**** Provided material

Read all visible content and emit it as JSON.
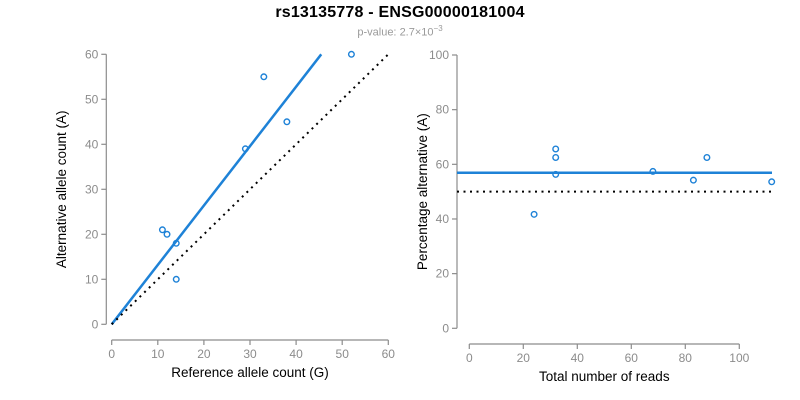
{
  "header": {
    "title": "rs13135778 - ENSG00000181004",
    "pvalue_label": "p-value: ",
    "pvalue_base": "2.7×10",
    "pvalue_exponent": "−3"
  },
  "colors": {
    "accent_blue": "#1e82d7",
    "identity_black": "#000000",
    "axis_gray": "#8c8c8c",
    "axis_title_black": "#000000",
    "subtitle_gray": "#9a9a9a"
  },
  "chart_data": [
    {
      "type": "scatter",
      "title": "rs13135778 - ENSG00000181004",
      "subtitle": "p-value: 2.7×10^−3",
      "xlabel": "Reference allele count (G)",
      "ylabel": "Alternative allele count (A)",
      "xlim": [
        0,
        60
      ],
      "ylim": [
        0,
        60
      ],
      "xticks": [
        0,
        10,
        20,
        30,
        40,
        50,
        60
      ],
      "yticks": [
        0,
        10,
        20,
        30,
        40,
        50,
        60
      ],
      "grid": false,
      "legend": "none",
      "points": [
        [
          11,
          21
        ],
        [
          12,
          20
        ],
        [
          14,
          18
        ],
        [
          14,
          10
        ],
        [
          29,
          39
        ],
        [
          33,
          55
        ],
        [
          38,
          45
        ],
        [
          52,
          60
        ]
      ],
      "lines": [
        {
          "name": "fitted-line",
          "slope": 1.32,
          "intercept": 0,
          "style": "solid",
          "color": "#1e82d7"
        },
        {
          "name": "identity-line",
          "slope": 1,
          "intercept": 0,
          "style": "dotted",
          "color": "#000000"
        }
      ]
    },
    {
      "type": "scatter",
      "xlabel": "Total number of reads",
      "ylabel": "Percentage alternative (A)",
      "xlim": [
        0,
        113
      ],
      "ylim": [
        0,
        100
      ],
      "xticks": [
        0,
        20,
        40,
        60,
        80,
        100
      ],
      "yticks": [
        0,
        20,
        40,
        60,
        80,
        100
      ],
      "grid": false,
      "legend": "none",
      "points": [
        [
          32,
          65.6
        ],
        [
          32,
          62.5
        ],
        [
          32,
          56.3
        ],
        [
          24,
          41.7
        ],
        [
          68,
          57.4
        ],
        [
          83,
          54.2
        ],
        [
          88,
          62.5
        ],
        [
          112,
          53.6
        ]
      ],
      "lines": [
        {
          "name": "mean-percentage-line",
          "slope": 0,
          "intercept": 56.9,
          "style": "solid",
          "color": "#1e82d7"
        },
        {
          "name": "fifty-percent-line",
          "slope": 0,
          "intercept": 50,
          "style": "dotted",
          "color": "#000000"
        }
      ]
    }
  ]
}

********

• [Work to do]
Report each line in the preceding entries that holds the string "count".

• [Expected answer]
      "xlabel": "Reference allele count (G)",
      "ylabel": "Alternative allele count (A)",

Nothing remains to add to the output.